Records from a data collection:
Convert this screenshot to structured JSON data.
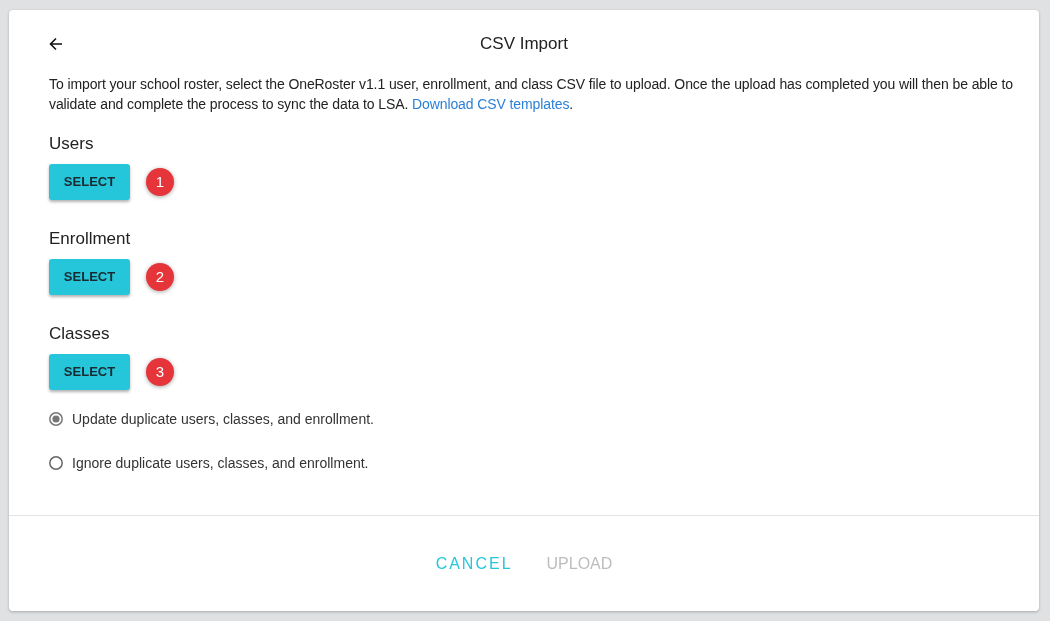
{
  "dialog": {
    "title": "CSV Import",
    "description": "To import your school roster, select the OneRoster v1.1 user, enrollment, and class CSV file to upload. Once the upload has completed you will then be able to validate and complete the process to sync the data to LSA. ",
    "link": "Download CSV templates",
    "description_end": "."
  },
  "files": [
    {
      "label": "Users",
      "button": "SELECT",
      "step": "1"
    },
    {
      "label": "Enrollment",
      "button": "SELECT",
      "step": "2"
    },
    {
      "label": "Classes",
      "button": "SELECT",
      "step": "3"
    }
  ],
  "options": [
    {
      "label": "Update duplicate users, classes, and enrollment.",
      "selected": true
    },
    {
      "label": "Ignore duplicate users, classes, and enrollment.",
      "selected": false
    }
  ],
  "footer": [
    {
      "label": "CANCEL",
      "disabled": false
    },
    {
      "label": "UPLOAD",
      "disabled": true
    }
  ]
}
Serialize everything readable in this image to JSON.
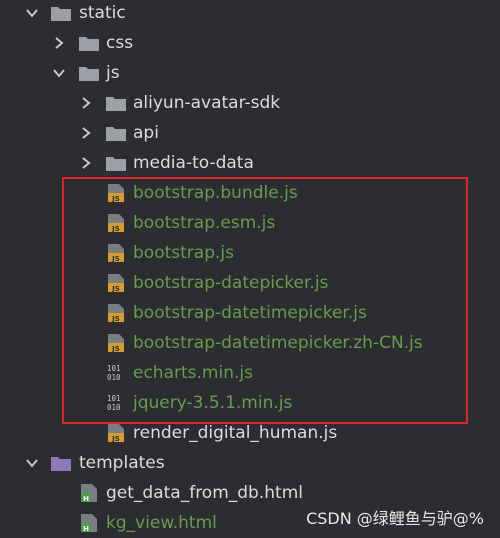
{
  "tree": {
    "static_label": "static",
    "css_label": "css",
    "js_label": "js",
    "aliyun_label": "aliyun-avatar-sdk",
    "api_label": "api",
    "media_label": "media-to-data",
    "files": [
      {
        "label": "bootstrap.bundle.js",
        "icon": "js-file-icon"
      },
      {
        "label": "bootstrap.esm.js",
        "icon": "js-file-icon"
      },
      {
        "label": "bootstrap.js",
        "icon": "js-file-icon"
      },
      {
        "label": "bootstrap-datepicker.js",
        "icon": "js-file-icon"
      },
      {
        "label": "bootstrap-datetimepicker.js",
        "icon": "js-file-icon"
      },
      {
        "label": "bootstrap-datetimepicker.zh-CN.js",
        "icon": "js-file-icon"
      },
      {
        "label": "echarts.min.js",
        "icon": "binary-file-icon"
      },
      {
        "label": "jquery-3.5.1.min.js",
        "icon": "binary-file-icon"
      }
    ],
    "render_label": "render_digital_human.js",
    "templates_label": "templates",
    "get_data_label": "get_data_from_db.html",
    "kg_view_label": "kg_view.html"
  },
  "watermark": "CSDN @绿鲤鱼与驴@%",
  "colors": {
    "background": "#2b2d30",
    "text": "#dcdcdc",
    "new_file_text": "#6a9a4e",
    "highlight_border": "#e0242b",
    "folder_gray": "#9aa0a6",
    "folder_purple": "#8b7ab8",
    "js_icon_gold": "#d39e2b"
  }
}
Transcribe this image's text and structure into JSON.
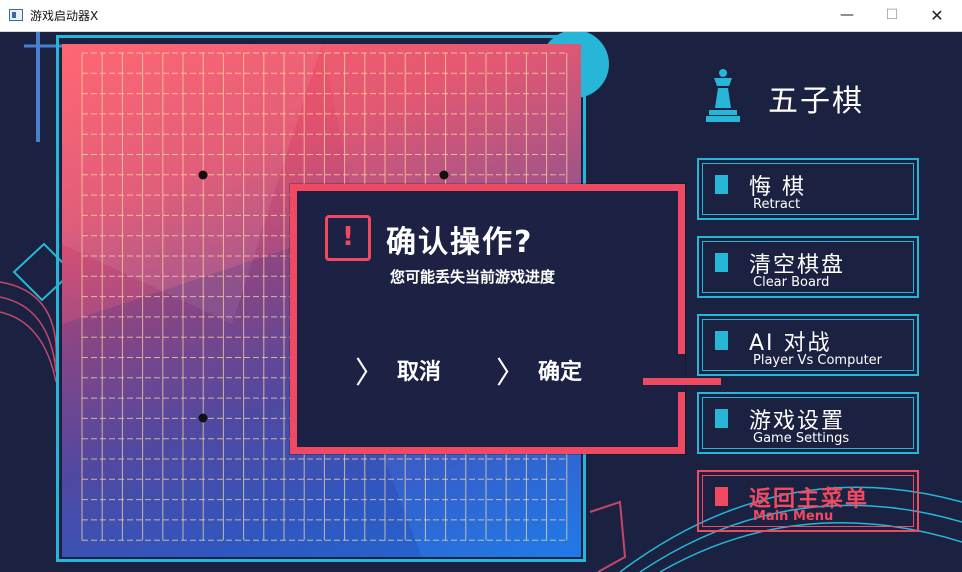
{
  "window": {
    "title": "游戏启动器X",
    "controls": {
      "minimize": "—",
      "maximize": "☐",
      "close": "✕"
    }
  },
  "header": {
    "title": "五子棋",
    "icon": "chess-queen-icon"
  },
  "dialog": {
    "title": "确认操作?",
    "subtitle": "您可能丢失当前游戏进度",
    "icon_symbol": "!",
    "cancel_label": "取消",
    "confirm_label": "确定",
    "chevron": "〉"
  },
  "menu": {
    "retract": {
      "label": "悔  棋",
      "sub": "Retract"
    },
    "clear": {
      "label": "清空棋盘",
      "sub": "Clear Board"
    },
    "ai": {
      "label": "AI  对战",
      "sub": "Player Vs Computer"
    },
    "settings": {
      "label": "游戏设置",
      "sub": "Game Settings"
    },
    "main_menu": {
      "label": "返回主菜单",
      "sub": "Main Menu"
    }
  },
  "colors": {
    "background": "#1b2140",
    "accent_cyan": "#27b6d8",
    "accent_red": "#ef4a62"
  }
}
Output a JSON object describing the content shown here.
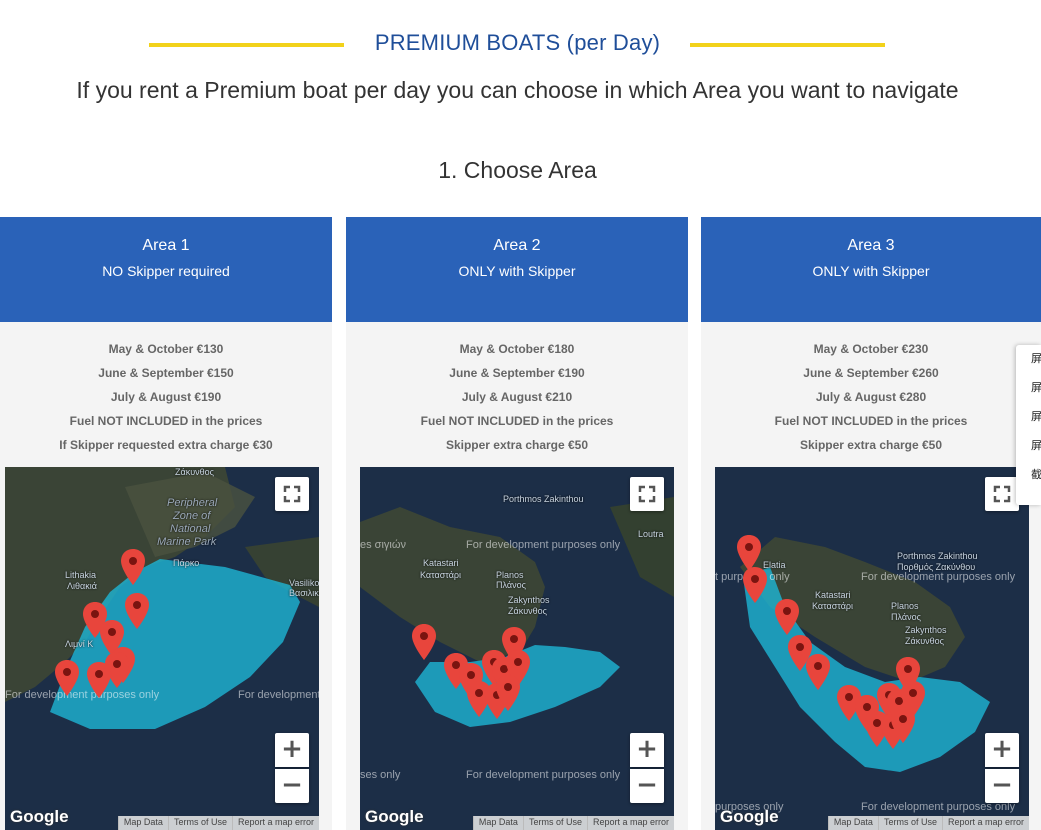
{
  "header": {
    "title": "PREMIUM BOATS (per Day)",
    "subtitle": "If you rent a Premium boat per day you can choose in which Area you want to navigate",
    "step": "1. Choose Area"
  },
  "colors": {
    "accent_line": "#f2d21a",
    "card_header": "#2a62b8",
    "title": "#1f4e99",
    "polygon": "#1eb8d8",
    "marker": "#e8453c"
  },
  "areas": [
    {
      "name": "Area 1",
      "note": "NO Skipper required",
      "prices": [
        "May & October €130",
        "June & September €150",
        "July & August €190",
        "Fuel NOT INCLUDED in the prices",
        "If Skipper requested extra charge €30"
      ],
      "map_labels": [
        "Zone of",
        "National",
        "Marine Park",
        "Peripheral",
        "Lithakia",
        "Λιθακιά",
        "Vasilikos",
        "Βασιλικός",
        "Ζάκυνθος",
        "Λιμνί Κ",
        "Πάρκο"
      ],
      "dev_text": [
        "For development purposes only",
        "For development purposes only"
      ]
    },
    {
      "name": "Area 2",
      "note": "ONLY with Skipper",
      "prices": [
        "May & October €180",
        "June & September €190",
        "July & August €210",
        "Fuel NOT INCLUDED in the prices",
        "Skipper extra charge €50"
      ],
      "map_labels": [
        "Porthmos Zakinthou",
        "Katastari",
        "Καταστάρι",
        "Planos",
        "Πλάνος",
        "Zakynthos",
        "Ζάκυνθος",
        "Loutra"
      ],
      "dev_text": [
        "For development purposes only",
        "For development purposes only",
        "ses only",
        "es σιγιών"
      ]
    },
    {
      "name": "Area 3",
      "note": "ONLY with Skipper",
      "prices": [
        "May & October €230",
        "June & September €260",
        "July & August €280",
        "Fuel NOT INCLUDED in the prices",
        "Skipper extra charge €50"
      ],
      "map_labels": [
        "Porthmos Zakinthou",
        "Πορθμός Ζακύνθου",
        "Elatia",
        "Katastari",
        "Καταστάρι",
        "Planos",
        "Πλάνος",
        "Zakynthos",
        "Ζάκυνθος"
      ],
      "dev_text": [
        "For development purposes only",
        "For development purposes only",
        "t purposes only",
        "purposes only"
      ]
    }
  ],
  "map_controls": {
    "zoom_in": "+",
    "zoom_out": "−",
    "logo": "Google",
    "footer": [
      "Map Data",
      "Terms of Use",
      "Report a map error"
    ]
  },
  "side_panel": [
    "屏",
    "屏",
    "屏",
    "屏",
    "截"
  ]
}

- WHAT IS EXPECTED -
From the entries, report each line that includes the word "html".

- OUTPUT FOR THIS EXERCISE -
    "get_data_label": "get_data_from_db.html",
    "kg_view_label": "kg_view.html"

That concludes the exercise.